* [EXTRACTED DATA]
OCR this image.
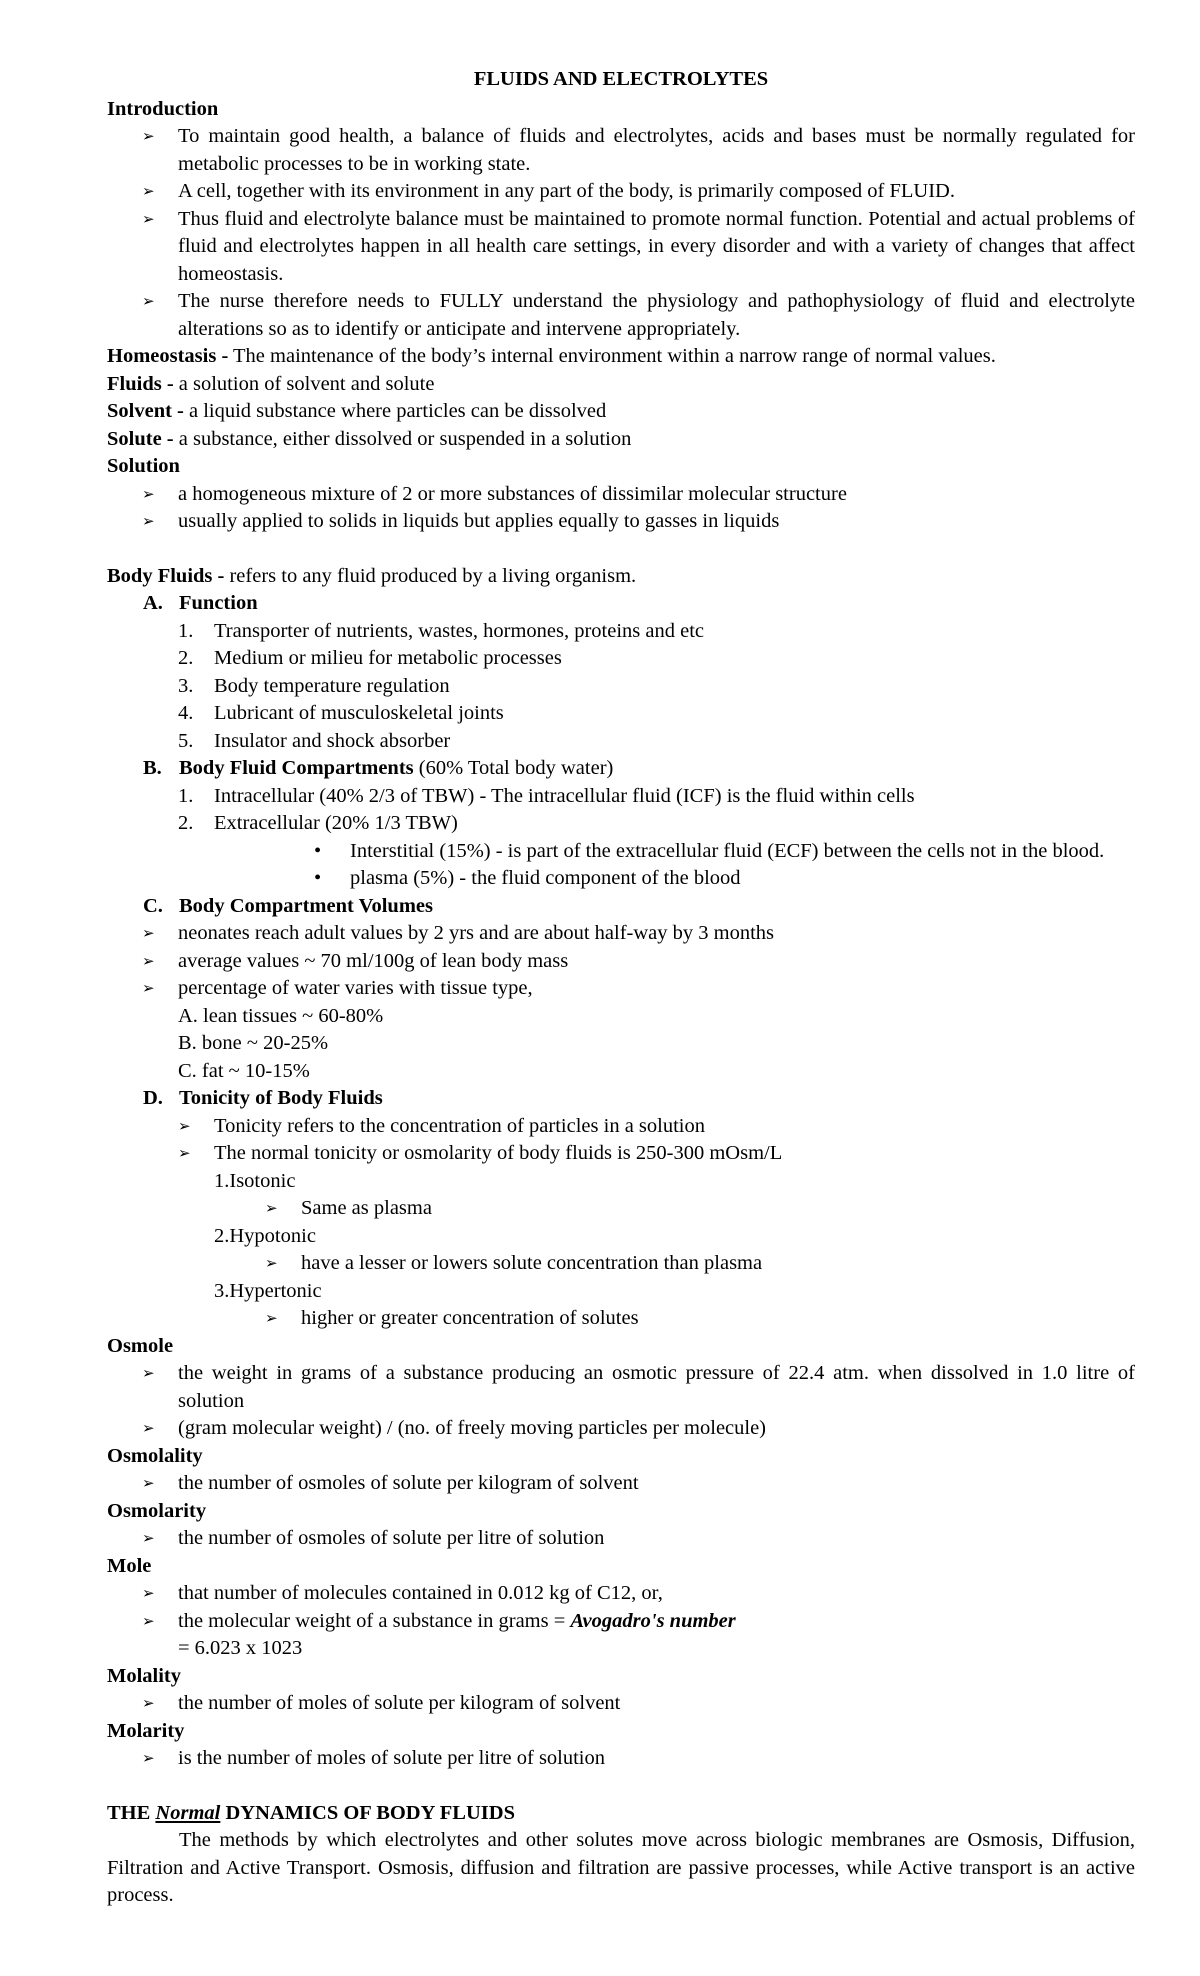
FLUIDS AND ELECTROLYTES
Introduction
➢ To maintain good health, a balance of fluids and electrolytes, acids and bases must be normally regulated for metabolic processes to be in working state.
➢ A cell, together with its environment in any part of the body, is primarily composed of FLUID.
➢ Thus fluid and electrolyte balance must be maintained to promote normal function. Potential and actual problems of fluid and electrolytes happen in all health care settings, in every disorder and with a variety of changes that affect homeostasis.
➢ The nurse therefore needs to FULLY understand the physiology and pathophysiology of fluid and electrolyte alterations so as to identify or anticipate and intervene appropriately.
Homeostasis - The maintenance of the body’s internal environment within a narrow range of normal values.
Fluids - a solution of solvent and solute
Solvent - a liquid substance where particles can be dissolved
Solute - a substance, either dissolved or suspended in a solution
Solution
➢ a homogeneous mixture of 2 or more substances of dissimilar molecular structure
➢ usually applied to solids in liquids but applies equally to gasses in liquids
Body Fluids - refers to any fluid produced by a living organism.
A. Function
1.	Transporter of nutrients, wastes, hormones, proteins and etc
2.	Medium or milieu for metabolic processes
3.	Body temperature regulation
4.	Lubricant of musculoskeletal joints
5.	Insulator and shock absorber
B. Body Fluid Compartments (60% Total body water)
1.	Intracellular (40% 2/3 of TBW) - The intracellular fluid (ICF) is the fluid within cells
2.	Extracellular (20% 1/3 TBW)
• Interstitial (15%) - is part of the extracellular fluid (ECF) between the cells not in the blood.
• plasma (5%) - the fluid component of the blood
C. Body Compartment Volumes
➢ neonates reach adult values by 2 yrs and are about half-way by 3 months
➢ average values ~ 70 ml/100g of lean body mass
➢ percentage of water varies with tissue type,
A. lean tissues ~ 60-80%
B. bone ~ 20-25%
C. fat ~ 10-15%
D. Tonicity of Body Fluids
➢ Tonicity refers to the concentration of particles in a solution
➢ The normal tonicity or osmolarity of body fluids is 250-300 mOsm/L
1.Isotonic
➢ Same as plasma
2.Hypotonic
➢ have a lesser or lowers solute concentration than plasma
3.Hypertonic
➢ higher or greater concentration of solutes
Osmole
➢ the weight in grams of a substance producing an osmotic pressure of 22.4 atm. when dissolved in 1.0 litre of solution
➢ (gram molecular weight) / (no. of freely moving particles per molecule)
Osmolality
➢ the number of osmoles of solute per kilogram of solvent
Osmolarity
➢ the number of osmoles of solute per litre of solution
Mole
➢ that number of molecules contained in 0.012 kg of C12, or,
➢ the molecular weight of a substance in grams = Avogadro's number
= 6.023 x 1023
Molality
➢ the number of moles of solute per kilogram of solvent
Molarity
➢ is the number of moles of solute per litre of solution
THE Normal DYNAMICS OF BODY FLUIDS
The methods by which electrolytes and other solutes move across biologic membranes are Osmosis, Diffusion, Filtration and Active Transport. Osmosis, diffusion and filtration are passive processes, while Active transport is an active process.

* [WORK ITEM] All text in the material above must be written out exactly; the images are to be skipped.

* [REPLY TO THE TASK]
OCR this image.
FLUIDS AND ELECTROLYTES
Introduction
➢ To maintain good health, a balance of fluids and electrolytes, acids and bases must be normally regulated for metabolic processes to be in working state.
➢ A cell, together with its environment in any part of the body, is primarily composed of FLUID.
➢ Thus fluid and electrolyte balance must be maintained to promote normal function. Potential and actual problems of fluid and electrolytes happen in all health care settings, in every disorder and with a variety of changes that affect homeostasis.
➢ The nurse therefore needs to FULLY understand the physiology and pathophysiology of fluid and electrolyte alterations so as to identify or anticipate and intervene appropriately.
Homeostasis - The maintenance of the body’s internal environment within a narrow range of normal values.
Fluids - a solution of solvent and solute
Solvent - a liquid substance where particles can be dissolved
Solute - a substance, either dissolved or suspended in a solution
Solution
➢ a homogeneous mixture of 2 or more substances of dissimilar molecular structure
➢ usually applied to solids in liquids but applies equally to gasses in liquids
Body Fluids - refers to any fluid produced by a living organism.
A. Function
1.	Transporter of nutrients, wastes, hormones, proteins and etc
2.	Medium or milieu for metabolic processes
3.	Body temperature regulation
4.	Lubricant of musculoskeletal joints
5.	Insulator and shock absorber
B. Body Fluid Compartments (60% Total body water)
1.	Intracellular (40% 2/3 of TBW) - The intracellular fluid (ICF) is the fluid within cells
2.	Extracellular (20% 1/3 TBW)
• Interstitial (15%) - is part of the extracellular fluid (ECF) between the cells not in the blood.
• plasma (5%) - the fluid component of the blood
C. Body Compartment Volumes
➢ neonates reach adult values by 2 yrs and are about half-way by 3 months
➢ average values ~ 70 ml/100g of lean body mass
➢ percentage of water varies with tissue type,
A. lean tissues ~ 60-80%
B. bone ~ 20-25%
C. fat ~ 10-15%
D. Tonicity of Body Fluids
➢ Tonicity refers to the concentration of particles in a solution
➢ The normal tonicity or osmolarity of body fluids is 250-300 mOsm/L
1.Isotonic
➢ Same as plasma
2.Hypotonic
➢ have a lesser or lowers solute concentration than plasma
3.Hypertonic
➢ higher or greater concentration of solutes
Osmole
➢ the weight in grams of a substance producing an osmotic pressure of 22.4 atm. when dissolved in 1.0 litre of solution
➢ (gram molecular weight) / (no. of freely moving particles per molecule)
Osmolality
➢ the number of osmoles of solute per kilogram of solvent
Osmolarity
➢ the number of osmoles of solute per litre of solution
Mole
➢ that number of molecules contained in 0.012 kg of C12, or,
➢ the molecular weight of a substance in grams = Avogadro's number
= 6.023 x 1023
Molality
➢ the number of moles of solute per kilogram of solvent
Molarity
➢ is the number of moles of solute per litre of solution
THE Normal DYNAMICS OF BODY FLUIDS
The methods by which electrolytes and other solutes move across biologic membranes are Osmosis, Diffusion, Filtration and Active Transport. Osmosis, diffusion and filtration are passive processes, while Active transport is an active process.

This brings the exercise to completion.